WHAT YOU NEED TO DO —
#1 In the WestJet commentary, rewrite the paragraph that begins "Back to the clip." as a short list of steps that keeps its main facts.
#2 According to the WestJet commentary, what kind of airline is WestJet?
#3 Decide whether each statement agrees with the WestJet commentary, and support each answer with the deciding words quoted from the text.
(a) The video went viral almost as soon as it came out.
(b) The writer plans to fly somewhere this holiday season.
(c) The narrator's rewritten poem in the video ends with a line about miracles.

===== DOCUMENT PASSAGE =====

Commentary

The Joy Seen In 'WestJet Christmas Miracle' Is Contagious

Maybe it's the snow or maybe it's the nog, but this holiday season I'm finding mirth and goodwill everywhere I look - under boughs of synthetic mistletoe, at the venison processing plant, in the wake of morbidly overpadded mall Santas, you name it. As a result, I'm doing everything in my power to pay it forward, going so far as to make consistent eye contact and issue a rapid-fire "gesundheit!" whenever somebody in my immediate presence sneezes. 'Tis the season to be marginally agreeable.

One place I won't be pursuing my baseline-decency agenda is at the airport, partly because I ain't gots nowheres to go but mostly because flying has become the knit-socks-for-Christmas of modern travel. Given the niggling fees, routine delays and deficient legroom - I can't handle the crunch and I stand 4'11" while wearing Cuban heels, so lord have mercy on any non-compact passenger who attempts to fold himself into an economy-class seat - the experience of flying has achieved a degree of unpleasantness usually associated with invasive surgical procedures.

Nonetheless, I'm tickled that at least one airline, low-cost Canadian carrier WestJet, cares enough about the customer experience as to selectively shower weary travelers with holiday booty and then broadcast evidence of their munificence to the masses. I'm sure you've seen the video, "WestJet Christmas Miracle," because it went viral within milliseconds of its debut on Sunday. And I'm sure you reacted to it precisely the way I reacted to it - by grinning warmly - because that's the only conceivable response to a clip so perfectly calibrated to the audience and the season.

(Aside #1: If a clip is said to have "gone viral" when it is circulated via social media and my mom's email dispatches, we need a term for the phenomenon of local news broadcasts categorizing such clips as "news," all the while ignoring all the pain and suffering in Africa (h/t Bono). "Gone contagious," maybe? Aside to the aside: I'm not sure how many more twerking fails these broadcasts will be allowed to feature before the FCC recategorizes them as non-news programming.)

Back to the clip. It's the simplest of set-ups: WestJet sets up an interactive video Santa booth at one airport and invites anyone/everyone to unspool their holiday wish-lists. The passengers board the plane. WestJet's minions shop like mad. The passengers disembark at the other airport and head off to pick up their baggage. WestJet cranks up the holiday basics (faux snow, carols, Santa cameo) and the wish-list gifts come streaming off the baggage carousel. Everyone expresses great surprise and emotion, the narrator's rewritten version of "A Visit From St. Nicholas" concludes with "miracles do happen when we all work as one" and we are happy. That's all.

(Aside #2, or #3, depending on how you're counting: Can video documentarians of stunts of this nature stop including so many shots of onlookers capturing the action for posterity on their cell phones? Of course people are using their phones to film the flash-mob Nutcracker or Strippin' Santas in their midst; people are using their phones to document heretofore-unseen-in-nature phenomena like thin-crusted pie, so it's a given they'll film anything remotely interesting. Please ditch the social-media-attuned navel-gazing.)

===== RECORDS SUPPLIED =====

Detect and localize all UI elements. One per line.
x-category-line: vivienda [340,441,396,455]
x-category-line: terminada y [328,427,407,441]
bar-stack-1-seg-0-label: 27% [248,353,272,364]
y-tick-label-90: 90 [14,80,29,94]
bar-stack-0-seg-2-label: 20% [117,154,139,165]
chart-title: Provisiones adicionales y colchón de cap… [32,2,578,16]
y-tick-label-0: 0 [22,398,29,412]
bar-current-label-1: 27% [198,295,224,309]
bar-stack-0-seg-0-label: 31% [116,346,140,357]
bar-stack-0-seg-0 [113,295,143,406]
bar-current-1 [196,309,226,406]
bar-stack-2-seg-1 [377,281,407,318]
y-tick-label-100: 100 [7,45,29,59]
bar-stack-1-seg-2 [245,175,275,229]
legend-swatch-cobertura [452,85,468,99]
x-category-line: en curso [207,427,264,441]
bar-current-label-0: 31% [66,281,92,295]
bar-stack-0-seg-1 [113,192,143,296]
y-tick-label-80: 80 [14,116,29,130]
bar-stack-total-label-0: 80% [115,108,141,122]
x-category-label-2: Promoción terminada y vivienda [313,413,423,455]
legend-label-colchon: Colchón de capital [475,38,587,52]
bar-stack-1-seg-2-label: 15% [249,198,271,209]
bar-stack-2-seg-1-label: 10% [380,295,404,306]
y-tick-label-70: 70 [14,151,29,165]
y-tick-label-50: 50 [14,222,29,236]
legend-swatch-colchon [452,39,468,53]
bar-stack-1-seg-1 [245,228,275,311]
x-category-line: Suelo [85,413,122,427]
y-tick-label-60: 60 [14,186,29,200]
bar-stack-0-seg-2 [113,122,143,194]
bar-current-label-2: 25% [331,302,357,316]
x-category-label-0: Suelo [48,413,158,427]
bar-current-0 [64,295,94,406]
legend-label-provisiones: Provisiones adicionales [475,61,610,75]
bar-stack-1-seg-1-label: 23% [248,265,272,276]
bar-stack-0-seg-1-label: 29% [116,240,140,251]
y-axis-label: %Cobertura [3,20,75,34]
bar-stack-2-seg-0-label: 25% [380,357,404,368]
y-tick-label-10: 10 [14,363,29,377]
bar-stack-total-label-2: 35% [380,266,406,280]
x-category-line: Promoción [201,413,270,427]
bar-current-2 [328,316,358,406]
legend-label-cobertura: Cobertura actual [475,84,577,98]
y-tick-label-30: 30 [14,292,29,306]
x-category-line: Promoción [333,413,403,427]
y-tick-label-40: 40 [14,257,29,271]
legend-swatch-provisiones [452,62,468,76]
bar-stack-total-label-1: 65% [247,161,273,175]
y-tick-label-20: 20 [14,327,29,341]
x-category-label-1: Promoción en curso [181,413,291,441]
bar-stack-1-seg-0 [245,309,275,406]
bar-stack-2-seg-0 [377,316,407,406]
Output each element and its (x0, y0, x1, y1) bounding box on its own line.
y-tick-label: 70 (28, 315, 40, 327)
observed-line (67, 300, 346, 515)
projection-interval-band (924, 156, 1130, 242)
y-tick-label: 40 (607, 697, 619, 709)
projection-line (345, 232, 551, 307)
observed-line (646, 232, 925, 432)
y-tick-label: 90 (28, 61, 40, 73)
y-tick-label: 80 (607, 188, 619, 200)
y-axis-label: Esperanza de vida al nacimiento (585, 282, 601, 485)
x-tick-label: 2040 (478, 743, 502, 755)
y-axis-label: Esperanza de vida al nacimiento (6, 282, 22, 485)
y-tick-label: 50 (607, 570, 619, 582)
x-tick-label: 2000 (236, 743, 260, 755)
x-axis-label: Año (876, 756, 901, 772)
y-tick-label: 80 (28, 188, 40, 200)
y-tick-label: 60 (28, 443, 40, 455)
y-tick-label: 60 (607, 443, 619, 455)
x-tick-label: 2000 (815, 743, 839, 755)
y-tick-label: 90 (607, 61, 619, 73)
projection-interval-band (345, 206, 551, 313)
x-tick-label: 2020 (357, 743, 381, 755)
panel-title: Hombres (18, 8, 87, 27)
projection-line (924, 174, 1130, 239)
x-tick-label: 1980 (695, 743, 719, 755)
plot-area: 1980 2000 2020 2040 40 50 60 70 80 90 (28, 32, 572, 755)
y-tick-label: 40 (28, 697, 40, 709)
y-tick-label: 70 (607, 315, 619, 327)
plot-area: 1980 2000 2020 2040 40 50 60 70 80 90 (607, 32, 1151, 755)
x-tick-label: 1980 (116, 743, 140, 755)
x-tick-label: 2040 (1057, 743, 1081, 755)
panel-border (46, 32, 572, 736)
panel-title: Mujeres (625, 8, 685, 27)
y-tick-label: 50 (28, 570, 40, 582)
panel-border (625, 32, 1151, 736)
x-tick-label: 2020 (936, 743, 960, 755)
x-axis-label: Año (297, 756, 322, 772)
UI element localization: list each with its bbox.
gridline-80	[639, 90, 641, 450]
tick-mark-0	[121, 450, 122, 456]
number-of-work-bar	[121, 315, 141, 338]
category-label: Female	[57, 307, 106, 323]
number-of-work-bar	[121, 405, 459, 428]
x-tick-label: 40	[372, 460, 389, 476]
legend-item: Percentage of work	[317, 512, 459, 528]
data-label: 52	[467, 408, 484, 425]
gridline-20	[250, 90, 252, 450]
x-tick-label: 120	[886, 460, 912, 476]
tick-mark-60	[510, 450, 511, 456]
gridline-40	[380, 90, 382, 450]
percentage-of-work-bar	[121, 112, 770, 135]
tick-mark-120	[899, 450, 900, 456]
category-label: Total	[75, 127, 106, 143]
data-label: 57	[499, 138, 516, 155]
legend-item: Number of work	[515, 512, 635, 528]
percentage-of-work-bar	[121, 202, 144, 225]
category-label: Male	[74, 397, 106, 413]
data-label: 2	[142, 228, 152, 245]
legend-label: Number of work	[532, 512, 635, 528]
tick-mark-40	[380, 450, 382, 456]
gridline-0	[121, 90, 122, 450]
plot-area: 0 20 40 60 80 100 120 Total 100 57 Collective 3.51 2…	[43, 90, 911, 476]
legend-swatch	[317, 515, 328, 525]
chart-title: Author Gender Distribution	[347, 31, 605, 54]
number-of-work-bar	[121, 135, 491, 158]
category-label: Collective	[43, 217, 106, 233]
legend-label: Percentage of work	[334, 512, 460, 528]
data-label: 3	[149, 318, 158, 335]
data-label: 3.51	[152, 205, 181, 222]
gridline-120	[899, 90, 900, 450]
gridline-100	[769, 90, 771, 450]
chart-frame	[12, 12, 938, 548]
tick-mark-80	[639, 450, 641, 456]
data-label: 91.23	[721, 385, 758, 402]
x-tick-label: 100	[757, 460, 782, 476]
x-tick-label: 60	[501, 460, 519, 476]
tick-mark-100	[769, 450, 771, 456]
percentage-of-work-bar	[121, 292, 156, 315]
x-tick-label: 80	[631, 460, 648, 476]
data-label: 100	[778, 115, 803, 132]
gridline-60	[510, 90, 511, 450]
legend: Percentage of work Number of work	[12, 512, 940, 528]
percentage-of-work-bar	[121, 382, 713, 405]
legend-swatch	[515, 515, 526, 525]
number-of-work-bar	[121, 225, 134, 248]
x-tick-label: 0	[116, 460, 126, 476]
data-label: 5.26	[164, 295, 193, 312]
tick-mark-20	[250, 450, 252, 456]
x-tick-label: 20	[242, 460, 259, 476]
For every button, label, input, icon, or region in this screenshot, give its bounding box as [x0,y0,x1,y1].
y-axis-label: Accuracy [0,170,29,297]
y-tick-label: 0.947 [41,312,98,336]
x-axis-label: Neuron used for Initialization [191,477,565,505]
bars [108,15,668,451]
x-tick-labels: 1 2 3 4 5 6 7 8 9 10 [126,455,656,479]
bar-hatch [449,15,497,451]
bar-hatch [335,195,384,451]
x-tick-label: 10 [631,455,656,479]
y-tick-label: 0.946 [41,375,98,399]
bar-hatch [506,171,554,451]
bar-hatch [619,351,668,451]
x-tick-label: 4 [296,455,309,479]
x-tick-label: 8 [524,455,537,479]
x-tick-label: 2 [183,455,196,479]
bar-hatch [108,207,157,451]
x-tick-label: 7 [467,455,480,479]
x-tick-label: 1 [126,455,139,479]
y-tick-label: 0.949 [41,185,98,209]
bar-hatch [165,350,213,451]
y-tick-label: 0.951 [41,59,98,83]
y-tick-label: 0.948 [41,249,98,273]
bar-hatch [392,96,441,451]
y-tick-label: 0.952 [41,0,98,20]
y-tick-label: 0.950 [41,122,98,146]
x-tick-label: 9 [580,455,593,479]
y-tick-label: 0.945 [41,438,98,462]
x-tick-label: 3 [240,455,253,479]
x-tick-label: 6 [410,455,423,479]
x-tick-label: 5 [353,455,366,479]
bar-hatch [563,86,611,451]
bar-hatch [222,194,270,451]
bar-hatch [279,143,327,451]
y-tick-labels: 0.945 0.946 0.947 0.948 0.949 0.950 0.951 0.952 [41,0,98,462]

=====

ANSWERS FOR THE EXERCISE —
#1
- WestJet sets up an interactive video Santa booth at one airport and invites anyone to share their holiday wish-lists.
- The passengers board the plane.
- WestJet's staff shop for the wished-for gifts.
- The passengers land at the other airport and go to pick up their baggage.
- With faux snow, carols and a Santa cameo, the wish-list gifts come off the baggage carousel.
- Everyone reacts with great surprise and emotion, and the narrator's rewritten "A Visit From St. Nicholas" ends with "miracles do happen when we all work as one."

#2 A low-cost Canadian carrier.

#3
(a) Yes: "it went viral within milliseconds of its debut on Sunday"
(b) No: "I ain't gots nowheres to go"
(c) Yes: "concludes with "miracles do happen when we all work as one""